:: Exercise task ::
Exactly the lines from the one containing "Type out the text in this image." through the final line of the listing are to be retyped, and nothing more.
------ Dataset content ------
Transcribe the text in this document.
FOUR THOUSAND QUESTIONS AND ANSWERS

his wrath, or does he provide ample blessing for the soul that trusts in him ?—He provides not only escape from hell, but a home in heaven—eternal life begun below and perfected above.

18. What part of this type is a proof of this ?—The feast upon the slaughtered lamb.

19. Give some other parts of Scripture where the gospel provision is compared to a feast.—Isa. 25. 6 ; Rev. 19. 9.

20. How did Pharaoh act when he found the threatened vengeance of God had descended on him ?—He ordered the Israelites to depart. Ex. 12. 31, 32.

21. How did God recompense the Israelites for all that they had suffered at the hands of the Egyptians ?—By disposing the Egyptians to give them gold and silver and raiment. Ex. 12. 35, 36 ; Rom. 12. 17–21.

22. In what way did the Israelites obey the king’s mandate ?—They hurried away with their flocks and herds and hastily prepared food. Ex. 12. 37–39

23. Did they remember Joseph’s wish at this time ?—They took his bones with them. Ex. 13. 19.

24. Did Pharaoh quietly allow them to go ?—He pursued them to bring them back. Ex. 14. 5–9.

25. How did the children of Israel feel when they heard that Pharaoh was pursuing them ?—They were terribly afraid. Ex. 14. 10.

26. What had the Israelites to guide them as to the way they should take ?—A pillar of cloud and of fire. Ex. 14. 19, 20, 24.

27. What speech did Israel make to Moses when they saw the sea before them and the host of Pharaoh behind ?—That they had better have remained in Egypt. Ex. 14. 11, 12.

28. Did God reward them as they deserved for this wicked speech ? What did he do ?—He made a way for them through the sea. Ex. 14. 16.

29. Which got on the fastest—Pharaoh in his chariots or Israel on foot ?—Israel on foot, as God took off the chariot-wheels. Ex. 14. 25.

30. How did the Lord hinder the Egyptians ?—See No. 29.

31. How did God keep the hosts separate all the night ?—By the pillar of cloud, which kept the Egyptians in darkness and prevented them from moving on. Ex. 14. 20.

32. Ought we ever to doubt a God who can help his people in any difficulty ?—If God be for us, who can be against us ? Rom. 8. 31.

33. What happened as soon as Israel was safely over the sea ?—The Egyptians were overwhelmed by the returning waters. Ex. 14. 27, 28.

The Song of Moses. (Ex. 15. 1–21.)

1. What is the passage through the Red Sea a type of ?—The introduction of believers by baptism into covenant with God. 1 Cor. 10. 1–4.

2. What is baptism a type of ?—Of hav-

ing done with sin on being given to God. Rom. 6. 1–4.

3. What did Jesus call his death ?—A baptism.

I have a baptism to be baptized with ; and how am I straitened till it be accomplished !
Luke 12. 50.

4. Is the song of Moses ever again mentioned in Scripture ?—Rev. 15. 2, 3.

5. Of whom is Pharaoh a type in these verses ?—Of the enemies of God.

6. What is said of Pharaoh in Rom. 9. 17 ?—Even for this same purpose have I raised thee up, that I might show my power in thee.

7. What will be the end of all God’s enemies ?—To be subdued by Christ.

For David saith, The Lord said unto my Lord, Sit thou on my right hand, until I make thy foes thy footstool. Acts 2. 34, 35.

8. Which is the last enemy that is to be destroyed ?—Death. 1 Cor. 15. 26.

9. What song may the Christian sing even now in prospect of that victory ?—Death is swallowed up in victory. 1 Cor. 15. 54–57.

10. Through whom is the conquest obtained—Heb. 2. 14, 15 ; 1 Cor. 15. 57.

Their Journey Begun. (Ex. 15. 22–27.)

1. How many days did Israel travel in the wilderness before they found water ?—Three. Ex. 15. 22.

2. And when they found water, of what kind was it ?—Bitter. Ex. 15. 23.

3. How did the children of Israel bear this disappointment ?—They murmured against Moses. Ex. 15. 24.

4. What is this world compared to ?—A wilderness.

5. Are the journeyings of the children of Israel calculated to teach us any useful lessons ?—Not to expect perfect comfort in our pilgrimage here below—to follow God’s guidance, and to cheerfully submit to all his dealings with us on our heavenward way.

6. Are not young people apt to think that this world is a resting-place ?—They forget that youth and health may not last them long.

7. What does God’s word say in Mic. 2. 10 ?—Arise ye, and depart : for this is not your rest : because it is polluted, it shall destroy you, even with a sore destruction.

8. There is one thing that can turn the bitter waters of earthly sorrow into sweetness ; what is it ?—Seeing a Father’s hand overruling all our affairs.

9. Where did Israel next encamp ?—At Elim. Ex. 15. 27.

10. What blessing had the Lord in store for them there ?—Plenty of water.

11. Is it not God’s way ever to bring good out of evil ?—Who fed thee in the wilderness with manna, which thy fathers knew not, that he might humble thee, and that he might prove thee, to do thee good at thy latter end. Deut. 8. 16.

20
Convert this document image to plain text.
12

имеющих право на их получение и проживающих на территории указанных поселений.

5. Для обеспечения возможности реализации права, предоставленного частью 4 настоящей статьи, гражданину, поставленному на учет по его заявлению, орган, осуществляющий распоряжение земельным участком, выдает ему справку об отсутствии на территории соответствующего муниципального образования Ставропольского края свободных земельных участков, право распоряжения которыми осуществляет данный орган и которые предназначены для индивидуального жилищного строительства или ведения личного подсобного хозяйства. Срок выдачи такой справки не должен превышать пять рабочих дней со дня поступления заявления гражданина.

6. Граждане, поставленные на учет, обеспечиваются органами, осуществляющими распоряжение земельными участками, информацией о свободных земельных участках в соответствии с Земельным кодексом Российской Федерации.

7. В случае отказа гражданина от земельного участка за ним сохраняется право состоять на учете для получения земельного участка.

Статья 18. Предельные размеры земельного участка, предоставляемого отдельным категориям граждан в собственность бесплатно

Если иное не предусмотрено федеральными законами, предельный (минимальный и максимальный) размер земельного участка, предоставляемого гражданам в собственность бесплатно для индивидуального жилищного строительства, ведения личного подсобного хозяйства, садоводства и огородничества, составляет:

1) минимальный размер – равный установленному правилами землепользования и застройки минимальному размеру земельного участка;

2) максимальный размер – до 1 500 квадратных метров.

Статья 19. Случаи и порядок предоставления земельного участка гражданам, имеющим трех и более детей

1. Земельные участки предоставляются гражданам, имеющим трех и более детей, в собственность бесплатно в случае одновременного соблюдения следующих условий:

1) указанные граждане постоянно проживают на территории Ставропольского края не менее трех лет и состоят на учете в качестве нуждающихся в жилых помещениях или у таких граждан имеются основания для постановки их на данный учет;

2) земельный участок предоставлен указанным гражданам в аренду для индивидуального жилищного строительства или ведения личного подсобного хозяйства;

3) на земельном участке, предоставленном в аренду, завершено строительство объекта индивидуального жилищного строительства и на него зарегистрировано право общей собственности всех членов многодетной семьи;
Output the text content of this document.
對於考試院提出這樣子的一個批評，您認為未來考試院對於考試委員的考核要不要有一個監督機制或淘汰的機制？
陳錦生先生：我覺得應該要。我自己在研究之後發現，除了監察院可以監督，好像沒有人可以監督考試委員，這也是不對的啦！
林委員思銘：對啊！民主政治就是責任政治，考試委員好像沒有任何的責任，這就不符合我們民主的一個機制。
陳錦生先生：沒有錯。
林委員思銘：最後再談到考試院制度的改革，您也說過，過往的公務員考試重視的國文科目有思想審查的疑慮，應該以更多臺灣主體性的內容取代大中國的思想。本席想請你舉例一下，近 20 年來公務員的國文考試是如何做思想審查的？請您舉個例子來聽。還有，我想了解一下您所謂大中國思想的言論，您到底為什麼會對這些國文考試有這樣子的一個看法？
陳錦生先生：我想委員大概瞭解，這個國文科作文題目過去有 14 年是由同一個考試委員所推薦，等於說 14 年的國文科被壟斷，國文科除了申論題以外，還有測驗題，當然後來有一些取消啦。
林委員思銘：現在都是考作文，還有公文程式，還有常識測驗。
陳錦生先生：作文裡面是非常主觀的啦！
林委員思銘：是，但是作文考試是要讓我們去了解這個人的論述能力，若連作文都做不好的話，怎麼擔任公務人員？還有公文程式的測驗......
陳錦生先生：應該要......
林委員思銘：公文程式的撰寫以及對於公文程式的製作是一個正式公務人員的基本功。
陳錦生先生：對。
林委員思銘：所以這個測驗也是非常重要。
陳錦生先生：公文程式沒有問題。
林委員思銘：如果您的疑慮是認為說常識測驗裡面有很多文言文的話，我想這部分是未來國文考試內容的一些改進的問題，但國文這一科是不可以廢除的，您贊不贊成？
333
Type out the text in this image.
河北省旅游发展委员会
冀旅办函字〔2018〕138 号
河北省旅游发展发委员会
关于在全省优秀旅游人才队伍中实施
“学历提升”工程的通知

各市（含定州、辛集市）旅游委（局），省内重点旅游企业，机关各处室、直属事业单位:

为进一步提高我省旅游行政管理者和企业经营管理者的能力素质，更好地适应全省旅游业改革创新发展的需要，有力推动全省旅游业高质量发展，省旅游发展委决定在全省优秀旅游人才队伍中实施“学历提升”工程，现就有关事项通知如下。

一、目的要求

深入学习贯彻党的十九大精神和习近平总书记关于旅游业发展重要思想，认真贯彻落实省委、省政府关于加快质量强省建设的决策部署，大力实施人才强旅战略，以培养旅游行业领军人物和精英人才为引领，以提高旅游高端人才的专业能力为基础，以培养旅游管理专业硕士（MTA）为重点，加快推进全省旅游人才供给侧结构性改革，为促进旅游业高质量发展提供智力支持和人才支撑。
------
:: The answer ::
Type out the text in this image.
河北省旅游发展委员会
冀旅办函字〔2018〕138 号
河北省旅游发展发委员会
关于在全省优秀旅游人才队伍中实施
“学历提升”工程的通知

各市（含定州、辛集市）旅游委（局），省内重点旅游企业，机关各处室、直属事业单位:

为进一步提高我省旅游行政管理者和企业经营管理者的能力素质，更好地适应全省旅游业改革创新发展的需要，有力推动全省旅游业高质量发展，省旅游发展委决定在全省优秀旅游人才队伍中实施“学历提升”工程，现就有关事项通知如下。

一、目的要求

深入学习贯彻党的十九大精神和习近平总书记关于旅游业发展重要思想，认真贯彻落实省委、省政府关于加快质量强省建设的决策部署，大力实施人才强旅战略，以培养旅游行业领军人物和精英人才为引领，以提高旅游高端人才的专业能力为基础，以培养旅游管理专业硕士（MTA）为重点，加快推进全省旅游人才供给侧结构性改革，为促进旅游业高质量发展提供智力支持和人才支撑。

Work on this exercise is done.